**Work to do**: Every line below that contains "Shade" is to be copied.

**Given information**:
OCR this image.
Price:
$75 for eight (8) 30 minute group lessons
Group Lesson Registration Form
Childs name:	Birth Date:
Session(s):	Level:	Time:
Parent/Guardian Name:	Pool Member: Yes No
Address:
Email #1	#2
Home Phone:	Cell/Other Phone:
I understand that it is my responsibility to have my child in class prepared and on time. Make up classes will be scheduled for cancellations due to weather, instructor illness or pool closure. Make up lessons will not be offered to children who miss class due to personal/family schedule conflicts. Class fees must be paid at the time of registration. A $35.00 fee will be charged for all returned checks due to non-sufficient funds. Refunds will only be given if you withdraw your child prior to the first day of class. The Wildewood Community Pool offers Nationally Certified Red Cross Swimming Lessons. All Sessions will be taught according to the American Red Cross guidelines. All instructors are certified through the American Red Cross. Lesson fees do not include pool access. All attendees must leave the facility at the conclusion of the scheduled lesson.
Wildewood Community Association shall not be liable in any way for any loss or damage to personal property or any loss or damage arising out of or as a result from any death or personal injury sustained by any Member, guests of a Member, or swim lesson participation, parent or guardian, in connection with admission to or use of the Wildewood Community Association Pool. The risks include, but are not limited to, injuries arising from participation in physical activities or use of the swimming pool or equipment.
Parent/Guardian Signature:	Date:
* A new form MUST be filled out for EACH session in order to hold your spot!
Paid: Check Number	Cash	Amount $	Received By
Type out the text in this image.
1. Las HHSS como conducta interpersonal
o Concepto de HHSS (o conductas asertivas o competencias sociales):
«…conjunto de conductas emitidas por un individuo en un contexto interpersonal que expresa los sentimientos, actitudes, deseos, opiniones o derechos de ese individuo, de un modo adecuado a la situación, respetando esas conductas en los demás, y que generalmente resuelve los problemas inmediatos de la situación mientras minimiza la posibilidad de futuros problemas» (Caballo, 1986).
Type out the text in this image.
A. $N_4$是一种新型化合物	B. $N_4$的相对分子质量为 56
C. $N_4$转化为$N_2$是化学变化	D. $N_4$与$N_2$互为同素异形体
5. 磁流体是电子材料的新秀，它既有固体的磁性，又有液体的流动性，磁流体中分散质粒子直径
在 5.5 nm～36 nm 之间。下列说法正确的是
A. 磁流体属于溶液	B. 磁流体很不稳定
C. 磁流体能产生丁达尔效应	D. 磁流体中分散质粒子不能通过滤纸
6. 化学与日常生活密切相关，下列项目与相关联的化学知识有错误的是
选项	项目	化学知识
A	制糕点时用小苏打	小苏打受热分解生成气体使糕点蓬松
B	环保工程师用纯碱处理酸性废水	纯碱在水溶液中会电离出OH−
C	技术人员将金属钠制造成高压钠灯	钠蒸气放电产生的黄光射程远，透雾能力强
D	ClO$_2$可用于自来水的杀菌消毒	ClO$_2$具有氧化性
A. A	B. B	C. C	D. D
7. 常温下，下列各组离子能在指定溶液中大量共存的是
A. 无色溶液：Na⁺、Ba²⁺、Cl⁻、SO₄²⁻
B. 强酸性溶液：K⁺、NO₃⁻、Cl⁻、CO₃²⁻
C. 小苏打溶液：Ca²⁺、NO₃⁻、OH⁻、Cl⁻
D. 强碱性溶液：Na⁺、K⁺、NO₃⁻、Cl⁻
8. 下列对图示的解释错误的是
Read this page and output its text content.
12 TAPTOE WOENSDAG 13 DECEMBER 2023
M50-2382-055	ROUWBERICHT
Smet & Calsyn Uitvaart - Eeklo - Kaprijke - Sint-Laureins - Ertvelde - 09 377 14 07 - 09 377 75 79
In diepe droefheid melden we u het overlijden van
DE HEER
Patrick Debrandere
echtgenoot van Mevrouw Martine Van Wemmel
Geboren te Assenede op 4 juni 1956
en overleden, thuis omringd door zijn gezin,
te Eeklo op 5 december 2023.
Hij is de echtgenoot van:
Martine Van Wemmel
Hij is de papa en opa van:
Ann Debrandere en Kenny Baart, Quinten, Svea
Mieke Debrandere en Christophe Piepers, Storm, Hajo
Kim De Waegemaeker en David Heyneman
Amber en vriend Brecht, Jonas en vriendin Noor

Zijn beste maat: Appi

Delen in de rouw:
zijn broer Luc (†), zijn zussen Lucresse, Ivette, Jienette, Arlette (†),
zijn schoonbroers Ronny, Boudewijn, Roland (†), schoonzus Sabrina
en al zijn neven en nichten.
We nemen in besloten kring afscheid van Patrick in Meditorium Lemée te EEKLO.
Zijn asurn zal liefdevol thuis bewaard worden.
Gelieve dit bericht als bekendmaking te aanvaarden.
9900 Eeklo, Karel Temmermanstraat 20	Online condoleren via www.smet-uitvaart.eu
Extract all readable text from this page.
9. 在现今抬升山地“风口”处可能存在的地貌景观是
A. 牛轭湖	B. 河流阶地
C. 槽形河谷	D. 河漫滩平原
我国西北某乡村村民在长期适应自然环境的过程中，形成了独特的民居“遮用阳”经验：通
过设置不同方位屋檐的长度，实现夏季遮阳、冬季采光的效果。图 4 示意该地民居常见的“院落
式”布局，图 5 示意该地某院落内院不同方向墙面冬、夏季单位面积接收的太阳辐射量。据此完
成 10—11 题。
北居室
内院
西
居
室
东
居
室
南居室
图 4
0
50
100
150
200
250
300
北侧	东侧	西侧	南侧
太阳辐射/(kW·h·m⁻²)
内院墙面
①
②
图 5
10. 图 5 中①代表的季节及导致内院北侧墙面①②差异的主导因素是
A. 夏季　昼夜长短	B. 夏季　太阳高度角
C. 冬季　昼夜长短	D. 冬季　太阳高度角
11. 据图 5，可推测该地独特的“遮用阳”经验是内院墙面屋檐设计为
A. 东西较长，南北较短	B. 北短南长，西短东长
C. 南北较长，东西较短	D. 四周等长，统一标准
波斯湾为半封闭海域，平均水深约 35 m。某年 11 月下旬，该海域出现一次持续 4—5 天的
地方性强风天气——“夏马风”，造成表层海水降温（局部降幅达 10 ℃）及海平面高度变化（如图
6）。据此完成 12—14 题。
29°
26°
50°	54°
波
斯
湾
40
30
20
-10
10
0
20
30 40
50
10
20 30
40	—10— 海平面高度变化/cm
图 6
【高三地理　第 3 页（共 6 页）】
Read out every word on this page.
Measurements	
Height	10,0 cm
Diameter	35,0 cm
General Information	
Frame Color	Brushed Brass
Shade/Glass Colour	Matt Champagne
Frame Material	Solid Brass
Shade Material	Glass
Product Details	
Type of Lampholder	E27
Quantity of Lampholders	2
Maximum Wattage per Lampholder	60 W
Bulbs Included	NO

**Response to the task**:
Shade/Glass Colour	Matt Champagne
Shade Material	Glass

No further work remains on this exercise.